## REQUIREMENTS:
Repeat every record below exactly, leaving out the pictures.

··· MATERIAL

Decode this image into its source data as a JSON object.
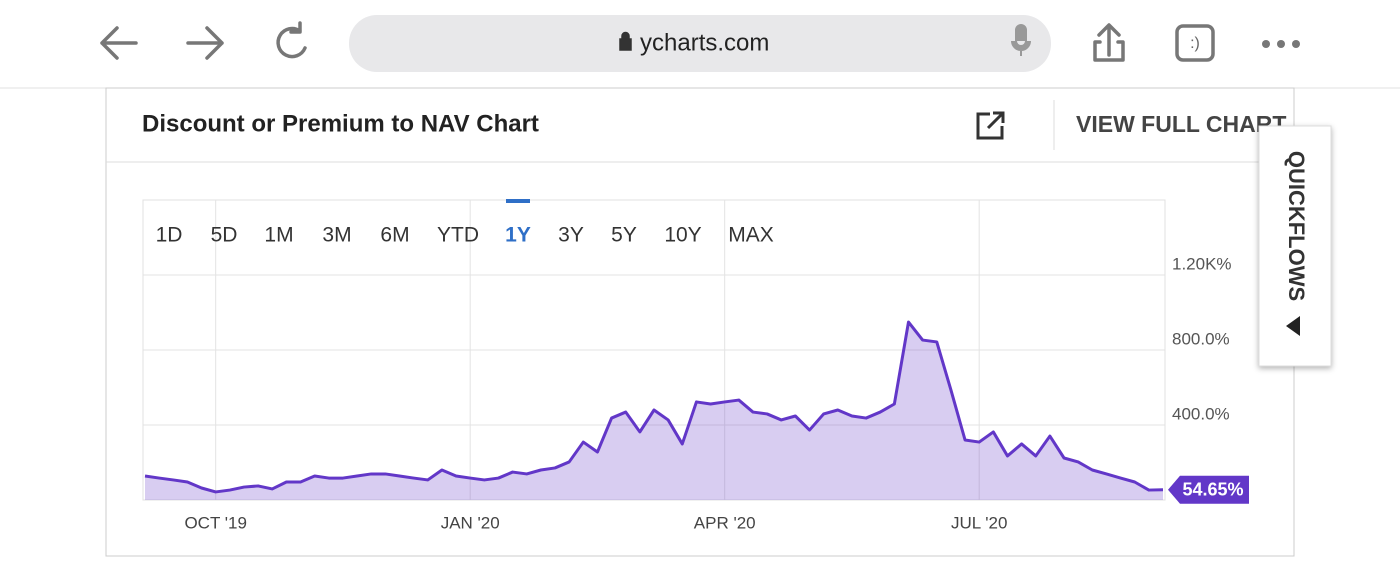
{
  "browser": {
    "url": "ycharts.com"
  },
  "card": {
    "title": "Discount or Premium to NAV Chart",
    "action": "VIEW FULL CHART",
    "side_tab": "QUICKFLOWS",
    "ranges": [
      "1D",
      "5D",
      "1M",
      "3M",
      "6M",
      "YTD",
      "1Y",
      "3Y",
      "5Y",
      "10Y",
      "MAX"
    ],
    "active_range": "1Y"
  },
  "chart_data": {
    "type": "area",
    "categories": [
      null,
      null,
      null,
      null,
      null,
      "OCT '19",
      null,
      null,
      null,
      null,
      null,
      null,
      null,
      null,
      null,
      null,
      null,
      null,
      null,
      null,
      null,
      null,
      null,
      "JAN '20",
      null,
      null,
      null,
      null,
      null,
      null,
      null,
      null,
      null,
      null,
      null,
      null,
      null,
      null,
      null,
      null,
      null,
      "APR '20",
      null,
      null,
      null,
      null,
      null,
      null,
      null,
      null,
      null,
      null,
      null,
      null,
      null,
      null,
      null,
      null,
      null,
      "JUL '20",
      null,
      null,
      null,
      null,
      null,
      null,
      null,
      null,
      null,
      null,
      null,
      null,
      null
    ],
    "values": [
      128,
      117,
      107,
      96,
      64,
      43,
      53,
      69,
      75,
      59,
      96,
      96,
      128,
      117,
      117,
      128,
      139,
      139,
      128,
      117,
      107,
      160,
      128,
      117,
      107,
      117,
      149,
      139,
      160,
      171,
      203,
      309,
      256,
      437,
      469,
      363,
      480,
      427,
      299,
      523,
      512,
      523,
      533,
      469,
      459,
      427,
      448,
      373,
      459,
      480,
      448,
      437,
      469,
      512,
      949,
      853,
      843,
      587,
      320,
      309,
      363,
      235,
      299,
      235,
      341,
      224,
      203,
      160,
      139,
      117,
      96,
      53,
      54.65
    ],
    "value_labels": [
      null,
      null,
      null,
      null,
      null,
      null,
      null,
      null,
      null,
      null,
      null,
      null,
      null,
      null,
      null,
      null,
      null,
      null,
      null,
      null,
      null,
      null,
      null,
      null,
      null,
      null,
      null,
      null,
      null,
      null,
      null,
      null,
      null,
      null,
      null,
      null,
      null,
      null,
      null,
      null,
      null,
      null,
      null,
      null,
      null,
      null,
      null,
      null,
      null,
      null,
      null,
      null,
      null,
      null,
      null,
      null,
      null,
      null,
      null,
      null,
      null,
      null,
      null,
      null,
      null,
      null,
      null,
      null,
      null,
      null,
      null,
      null,
      "54.65%"
    ],
    "color": "#6237c8",
    "ylim": [
      0,
      1600
    ],
    "yticks": [
      {
        "value": 400,
        "label": "400.0%"
      },
      {
        "value": 800,
        "label": "800.0%"
      },
      {
        "value": 1200,
        "label": "1.20K%"
      }
    ],
    "grid": true
  }
}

······

## OUTPUT OF THE TASK:
Decode this image into its source data as a JSON object.
{
  "browser": {
    "url": "ycharts.com"
  },
  "card": {
    "title": "Discount or Premium to NAV Chart",
    "action": "VIEW FULL CHART",
    "side_tab": "QUICKFLOWS",
    "ranges": [
      "1D",
      "5D",
      "1M",
      "3M",
      "6M",
      "YTD",
      "1Y",
      "3Y",
      "5Y",
      "10Y",
      "MAX"
    ],
    "active_range": "1Y"
  },
  "chart_data": {
    "type": "area",
    "categories": [
      null,
      null,
      null,
      null,
      null,
      "OCT '19",
      null,
      null,
      null,
      null,
      null,
      null,
      null,
      null,
      null,
      null,
      null,
      null,
      null,
      null,
      null,
      null,
      null,
      "JAN '20",
      null,
      null,
      null,
      null,
      null,
      null,
      null,
      null,
      null,
      null,
      null,
      null,
      null,
      null,
      null,
      null,
      null,
      "APR '20",
      null,
      null,
      null,
      null,
      null,
      null,
      null,
      null,
      null,
      null,
      null,
      null,
      null,
      null,
      null,
      null,
      null,
      "JUL '20",
      null,
      null,
      null,
      null,
      null,
      null,
      null,
      null,
      null,
      null,
      null,
      null,
      null
    ],
    "values": [
      128,
      117,
      107,
      96,
      64,
      43,
      53,
      69,
      75,
      59,
      96,
      96,
      128,
      117,
      117,
      128,
      139,
      139,
      128,
      117,
      107,
      160,
      128,
      117,
      107,
      117,
      149,
      139,
      160,
      171,
      203,
      309,
      256,
      437,
      469,
      363,
      480,
      427,
      299,
      523,
      512,
      523,
      533,
      469,
      459,
      427,
      448,
      373,
      459,
      480,
      448,
      437,
      469,
      512,
      949,
      853,
      843,
      587,
      320,
      309,
      363,
      235,
      299,
      235,
      341,
      224,
      203,
      160,
      139,
      117,
      96,
      53,
      54.65
    ],
    "value_labels": [
      null,
      null,
      null,
      null,
      null,
      null,
      null,
      null,
      null,
      null,
      null,
      null,
      null,
      null,
      null,
      null,
      null,
      null,
      null,
      null,
      null,
      null,
      null,
      null,
      null,
      null,
      null,
      null,
      null,
      null,
      null,
      null,
      null,
      null,
      null,
      null,
      null,
      null,
      null,
      null,
      null,
      null,
      null,
      null,
      null,
      null,
      null,
      null,
      null,
      null,
      null,
      null,
      null,
      null,
      null,
      null,
      null,
      null,
      null,
      null,
      null,
      null,
      null,
      null,
      null,
      null,
      null,
      null,
      null,
      null,
      null,
      null,
      "54.65%"
    ],
    "color": "#6237c8",
    "ylim": [
      0,
      1600
    ],
    "yticks": [
      {
        "value": 400,
        "label": "400.0%"
      },
      {
        "value": 800,
        "label": "800.0%"
      },
      {
        "value": 1200,
        "label": "1.20K%"
      }
    ],
    "grid": true
  }
}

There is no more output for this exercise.